**Problem to work on:** Among the entries that follow, tally the lines with the string "document". Give no more than the number.

**Supplied entries:**
* * * * * * * * *

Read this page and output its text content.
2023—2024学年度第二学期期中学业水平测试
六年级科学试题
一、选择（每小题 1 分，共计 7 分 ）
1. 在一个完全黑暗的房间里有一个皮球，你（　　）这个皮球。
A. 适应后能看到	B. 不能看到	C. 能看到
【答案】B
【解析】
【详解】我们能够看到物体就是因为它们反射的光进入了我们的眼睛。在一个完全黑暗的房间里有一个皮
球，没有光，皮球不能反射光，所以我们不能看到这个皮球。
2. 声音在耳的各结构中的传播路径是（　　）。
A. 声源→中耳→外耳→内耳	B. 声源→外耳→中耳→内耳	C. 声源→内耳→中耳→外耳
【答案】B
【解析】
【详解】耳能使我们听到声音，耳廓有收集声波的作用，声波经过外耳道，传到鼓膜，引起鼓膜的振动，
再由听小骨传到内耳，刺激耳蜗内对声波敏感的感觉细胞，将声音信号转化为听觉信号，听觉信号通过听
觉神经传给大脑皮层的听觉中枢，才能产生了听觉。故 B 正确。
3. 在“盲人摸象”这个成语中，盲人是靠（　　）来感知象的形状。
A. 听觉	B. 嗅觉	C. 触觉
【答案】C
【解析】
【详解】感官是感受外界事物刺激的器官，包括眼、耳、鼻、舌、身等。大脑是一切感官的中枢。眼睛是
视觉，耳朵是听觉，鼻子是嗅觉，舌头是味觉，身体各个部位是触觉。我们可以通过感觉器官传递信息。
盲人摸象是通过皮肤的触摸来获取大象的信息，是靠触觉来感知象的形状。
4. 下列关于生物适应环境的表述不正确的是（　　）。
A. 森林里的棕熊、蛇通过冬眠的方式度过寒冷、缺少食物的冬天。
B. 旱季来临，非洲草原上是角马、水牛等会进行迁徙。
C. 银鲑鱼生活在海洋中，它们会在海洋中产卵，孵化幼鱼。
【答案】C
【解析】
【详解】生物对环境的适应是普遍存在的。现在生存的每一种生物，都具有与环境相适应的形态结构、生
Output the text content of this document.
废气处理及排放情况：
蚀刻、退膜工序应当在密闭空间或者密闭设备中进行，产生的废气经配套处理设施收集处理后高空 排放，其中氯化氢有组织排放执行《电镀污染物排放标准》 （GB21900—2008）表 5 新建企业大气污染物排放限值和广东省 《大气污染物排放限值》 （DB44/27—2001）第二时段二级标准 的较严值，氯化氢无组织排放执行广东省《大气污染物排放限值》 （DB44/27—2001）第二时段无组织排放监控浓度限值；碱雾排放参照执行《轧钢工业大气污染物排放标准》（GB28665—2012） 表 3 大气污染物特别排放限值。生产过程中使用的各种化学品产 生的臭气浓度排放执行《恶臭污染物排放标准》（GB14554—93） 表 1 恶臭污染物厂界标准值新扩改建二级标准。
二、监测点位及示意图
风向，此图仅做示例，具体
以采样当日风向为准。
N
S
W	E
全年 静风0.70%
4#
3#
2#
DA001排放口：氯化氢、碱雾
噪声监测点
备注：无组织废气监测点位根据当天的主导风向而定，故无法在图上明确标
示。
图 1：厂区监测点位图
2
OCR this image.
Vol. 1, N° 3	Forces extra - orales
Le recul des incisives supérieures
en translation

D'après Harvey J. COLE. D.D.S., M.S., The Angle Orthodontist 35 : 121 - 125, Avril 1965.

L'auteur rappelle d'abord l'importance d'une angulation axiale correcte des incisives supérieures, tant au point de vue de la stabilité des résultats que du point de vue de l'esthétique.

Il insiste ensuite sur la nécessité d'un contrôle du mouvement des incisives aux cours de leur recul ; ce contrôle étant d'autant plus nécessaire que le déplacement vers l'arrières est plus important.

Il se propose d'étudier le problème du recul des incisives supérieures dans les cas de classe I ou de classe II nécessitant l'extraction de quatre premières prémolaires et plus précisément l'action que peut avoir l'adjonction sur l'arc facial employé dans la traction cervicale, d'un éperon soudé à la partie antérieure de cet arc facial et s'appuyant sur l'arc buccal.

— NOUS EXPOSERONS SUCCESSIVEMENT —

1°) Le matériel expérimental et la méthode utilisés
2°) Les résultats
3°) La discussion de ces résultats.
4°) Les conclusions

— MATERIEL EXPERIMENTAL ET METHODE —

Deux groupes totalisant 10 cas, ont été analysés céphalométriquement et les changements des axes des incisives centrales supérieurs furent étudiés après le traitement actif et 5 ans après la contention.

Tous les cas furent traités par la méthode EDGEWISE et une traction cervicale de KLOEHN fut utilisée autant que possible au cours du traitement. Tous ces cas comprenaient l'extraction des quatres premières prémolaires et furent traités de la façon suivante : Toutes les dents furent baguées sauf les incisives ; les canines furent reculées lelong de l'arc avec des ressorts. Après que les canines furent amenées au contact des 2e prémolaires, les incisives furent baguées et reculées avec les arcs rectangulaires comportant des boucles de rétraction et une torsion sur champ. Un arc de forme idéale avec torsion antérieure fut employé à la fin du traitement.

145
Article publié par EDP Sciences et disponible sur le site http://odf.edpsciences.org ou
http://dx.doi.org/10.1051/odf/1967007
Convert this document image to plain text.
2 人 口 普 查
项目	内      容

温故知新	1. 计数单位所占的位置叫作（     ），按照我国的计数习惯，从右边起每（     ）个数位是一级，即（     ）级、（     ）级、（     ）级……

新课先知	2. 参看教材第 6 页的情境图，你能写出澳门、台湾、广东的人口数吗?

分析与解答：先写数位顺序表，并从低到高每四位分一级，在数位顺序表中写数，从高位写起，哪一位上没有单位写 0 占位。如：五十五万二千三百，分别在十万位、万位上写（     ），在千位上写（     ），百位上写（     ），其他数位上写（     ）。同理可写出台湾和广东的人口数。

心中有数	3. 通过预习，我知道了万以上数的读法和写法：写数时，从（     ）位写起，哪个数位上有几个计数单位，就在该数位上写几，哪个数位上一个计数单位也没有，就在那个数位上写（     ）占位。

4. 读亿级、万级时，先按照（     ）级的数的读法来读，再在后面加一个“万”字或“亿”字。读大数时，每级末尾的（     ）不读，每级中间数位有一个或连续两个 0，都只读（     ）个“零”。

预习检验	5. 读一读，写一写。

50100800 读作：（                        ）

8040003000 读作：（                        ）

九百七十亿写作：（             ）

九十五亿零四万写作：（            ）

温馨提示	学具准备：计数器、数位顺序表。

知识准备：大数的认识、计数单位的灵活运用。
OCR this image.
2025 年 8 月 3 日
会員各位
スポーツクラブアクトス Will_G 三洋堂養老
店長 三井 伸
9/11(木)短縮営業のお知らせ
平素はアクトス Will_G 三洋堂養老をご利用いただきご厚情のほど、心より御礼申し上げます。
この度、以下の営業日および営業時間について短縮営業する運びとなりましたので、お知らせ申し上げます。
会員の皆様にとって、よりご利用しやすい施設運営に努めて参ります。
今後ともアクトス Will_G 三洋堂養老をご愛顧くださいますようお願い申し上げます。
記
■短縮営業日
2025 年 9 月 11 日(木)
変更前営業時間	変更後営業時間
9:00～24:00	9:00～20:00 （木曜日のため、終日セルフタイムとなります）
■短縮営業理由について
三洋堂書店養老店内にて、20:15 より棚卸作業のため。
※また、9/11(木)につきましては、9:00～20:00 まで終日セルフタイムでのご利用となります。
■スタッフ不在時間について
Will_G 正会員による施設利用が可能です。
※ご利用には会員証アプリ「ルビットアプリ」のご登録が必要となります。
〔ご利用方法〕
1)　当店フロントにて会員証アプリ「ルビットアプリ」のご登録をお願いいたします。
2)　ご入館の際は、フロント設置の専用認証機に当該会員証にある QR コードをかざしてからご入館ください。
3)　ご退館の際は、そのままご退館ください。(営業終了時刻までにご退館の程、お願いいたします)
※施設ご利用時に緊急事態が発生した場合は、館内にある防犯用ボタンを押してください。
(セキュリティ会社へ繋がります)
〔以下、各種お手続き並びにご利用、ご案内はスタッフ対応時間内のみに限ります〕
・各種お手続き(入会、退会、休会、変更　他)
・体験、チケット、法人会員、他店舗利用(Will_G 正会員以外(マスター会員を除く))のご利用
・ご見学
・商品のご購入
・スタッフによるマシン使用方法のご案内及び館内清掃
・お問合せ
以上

* * * * * * * * *

**Reply:** 2